** start ENTRIES PROVIDED **

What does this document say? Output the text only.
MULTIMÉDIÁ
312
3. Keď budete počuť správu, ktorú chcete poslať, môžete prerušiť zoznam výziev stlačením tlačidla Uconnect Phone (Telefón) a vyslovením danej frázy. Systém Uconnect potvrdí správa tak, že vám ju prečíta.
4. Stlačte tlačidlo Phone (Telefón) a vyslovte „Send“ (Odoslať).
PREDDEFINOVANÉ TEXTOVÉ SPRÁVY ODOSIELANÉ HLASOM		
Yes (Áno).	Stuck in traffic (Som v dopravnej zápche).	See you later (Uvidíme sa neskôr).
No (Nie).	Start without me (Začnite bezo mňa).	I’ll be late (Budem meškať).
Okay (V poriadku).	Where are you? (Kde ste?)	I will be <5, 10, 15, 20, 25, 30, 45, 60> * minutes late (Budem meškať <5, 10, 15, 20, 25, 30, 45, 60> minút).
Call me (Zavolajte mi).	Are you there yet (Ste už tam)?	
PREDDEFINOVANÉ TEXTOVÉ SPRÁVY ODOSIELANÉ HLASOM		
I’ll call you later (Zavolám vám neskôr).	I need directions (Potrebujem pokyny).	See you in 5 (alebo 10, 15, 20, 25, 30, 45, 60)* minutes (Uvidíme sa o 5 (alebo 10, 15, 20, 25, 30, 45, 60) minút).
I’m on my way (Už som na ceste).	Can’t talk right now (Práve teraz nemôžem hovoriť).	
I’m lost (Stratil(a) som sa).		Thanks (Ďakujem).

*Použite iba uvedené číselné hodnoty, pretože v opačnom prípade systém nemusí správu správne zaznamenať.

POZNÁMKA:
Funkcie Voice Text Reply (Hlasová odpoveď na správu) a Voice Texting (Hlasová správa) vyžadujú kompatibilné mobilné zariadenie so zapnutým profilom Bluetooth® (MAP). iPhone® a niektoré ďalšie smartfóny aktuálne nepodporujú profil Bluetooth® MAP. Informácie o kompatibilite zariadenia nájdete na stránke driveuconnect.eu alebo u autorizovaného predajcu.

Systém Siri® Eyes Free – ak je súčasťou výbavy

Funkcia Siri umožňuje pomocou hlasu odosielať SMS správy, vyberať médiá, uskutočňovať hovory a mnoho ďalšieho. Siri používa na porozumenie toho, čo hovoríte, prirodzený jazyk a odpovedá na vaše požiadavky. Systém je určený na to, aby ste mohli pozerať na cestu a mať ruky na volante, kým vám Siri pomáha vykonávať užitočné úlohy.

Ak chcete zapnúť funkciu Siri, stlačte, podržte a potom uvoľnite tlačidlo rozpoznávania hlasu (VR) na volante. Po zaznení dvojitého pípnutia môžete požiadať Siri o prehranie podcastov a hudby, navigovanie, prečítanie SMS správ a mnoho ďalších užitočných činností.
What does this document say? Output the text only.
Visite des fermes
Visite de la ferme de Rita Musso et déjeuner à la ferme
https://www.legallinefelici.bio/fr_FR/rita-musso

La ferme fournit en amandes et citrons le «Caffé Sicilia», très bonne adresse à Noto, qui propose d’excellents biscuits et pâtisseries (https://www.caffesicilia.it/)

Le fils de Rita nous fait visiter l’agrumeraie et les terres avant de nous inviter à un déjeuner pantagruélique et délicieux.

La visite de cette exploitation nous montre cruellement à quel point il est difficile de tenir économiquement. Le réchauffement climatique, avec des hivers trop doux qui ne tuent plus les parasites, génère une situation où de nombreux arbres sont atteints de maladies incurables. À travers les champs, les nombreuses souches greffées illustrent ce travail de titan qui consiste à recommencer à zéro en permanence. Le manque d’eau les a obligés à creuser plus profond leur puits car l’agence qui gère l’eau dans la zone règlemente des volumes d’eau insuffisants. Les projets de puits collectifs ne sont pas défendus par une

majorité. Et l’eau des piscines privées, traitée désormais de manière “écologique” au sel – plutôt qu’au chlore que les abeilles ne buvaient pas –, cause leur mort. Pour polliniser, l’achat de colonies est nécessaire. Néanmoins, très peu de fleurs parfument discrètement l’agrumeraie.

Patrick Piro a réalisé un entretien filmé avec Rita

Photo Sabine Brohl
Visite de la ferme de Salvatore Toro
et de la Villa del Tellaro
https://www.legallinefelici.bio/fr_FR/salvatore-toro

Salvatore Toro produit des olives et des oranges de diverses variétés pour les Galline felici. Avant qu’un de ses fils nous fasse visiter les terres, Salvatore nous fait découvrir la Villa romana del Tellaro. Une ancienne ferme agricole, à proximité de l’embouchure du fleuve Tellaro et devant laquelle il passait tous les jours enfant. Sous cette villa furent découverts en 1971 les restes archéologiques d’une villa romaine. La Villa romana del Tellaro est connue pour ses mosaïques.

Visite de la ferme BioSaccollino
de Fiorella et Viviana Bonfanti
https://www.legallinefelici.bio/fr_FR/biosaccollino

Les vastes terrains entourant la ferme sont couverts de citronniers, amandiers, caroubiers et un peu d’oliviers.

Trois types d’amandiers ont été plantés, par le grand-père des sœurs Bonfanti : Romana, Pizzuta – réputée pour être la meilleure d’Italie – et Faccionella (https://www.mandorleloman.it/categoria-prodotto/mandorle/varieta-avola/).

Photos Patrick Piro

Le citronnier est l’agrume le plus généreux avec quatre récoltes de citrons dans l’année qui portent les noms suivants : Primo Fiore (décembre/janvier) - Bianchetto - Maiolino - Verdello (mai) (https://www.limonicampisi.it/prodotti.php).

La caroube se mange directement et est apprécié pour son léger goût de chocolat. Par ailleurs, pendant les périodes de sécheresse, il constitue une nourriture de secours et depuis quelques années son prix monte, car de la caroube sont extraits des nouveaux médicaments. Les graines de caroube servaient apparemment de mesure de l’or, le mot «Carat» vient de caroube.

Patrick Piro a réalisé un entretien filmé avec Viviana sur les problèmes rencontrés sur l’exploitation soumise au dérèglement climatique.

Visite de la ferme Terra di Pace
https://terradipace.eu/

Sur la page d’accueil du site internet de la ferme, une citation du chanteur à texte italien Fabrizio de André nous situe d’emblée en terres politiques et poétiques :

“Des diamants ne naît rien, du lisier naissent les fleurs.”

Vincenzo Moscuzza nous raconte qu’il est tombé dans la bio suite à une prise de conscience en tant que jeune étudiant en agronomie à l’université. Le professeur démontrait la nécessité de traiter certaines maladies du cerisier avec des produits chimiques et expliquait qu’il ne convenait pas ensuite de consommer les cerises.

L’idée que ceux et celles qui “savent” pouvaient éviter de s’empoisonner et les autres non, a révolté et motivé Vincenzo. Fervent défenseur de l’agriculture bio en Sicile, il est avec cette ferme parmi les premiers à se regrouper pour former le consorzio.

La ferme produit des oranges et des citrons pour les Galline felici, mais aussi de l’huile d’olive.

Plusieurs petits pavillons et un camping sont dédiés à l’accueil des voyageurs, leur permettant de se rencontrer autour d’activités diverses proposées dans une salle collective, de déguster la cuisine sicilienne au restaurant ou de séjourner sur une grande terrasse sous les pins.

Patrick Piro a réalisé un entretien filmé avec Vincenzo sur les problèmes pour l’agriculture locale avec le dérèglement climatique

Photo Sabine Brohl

** end ENTRIES PROVIDED **

→ **INSTRUCTIONS TO FOLLOW**: Looking at the listing above, how many of its lines contain the string "Viviana"? Give the number alone.

→ **TASK RESULT**: 2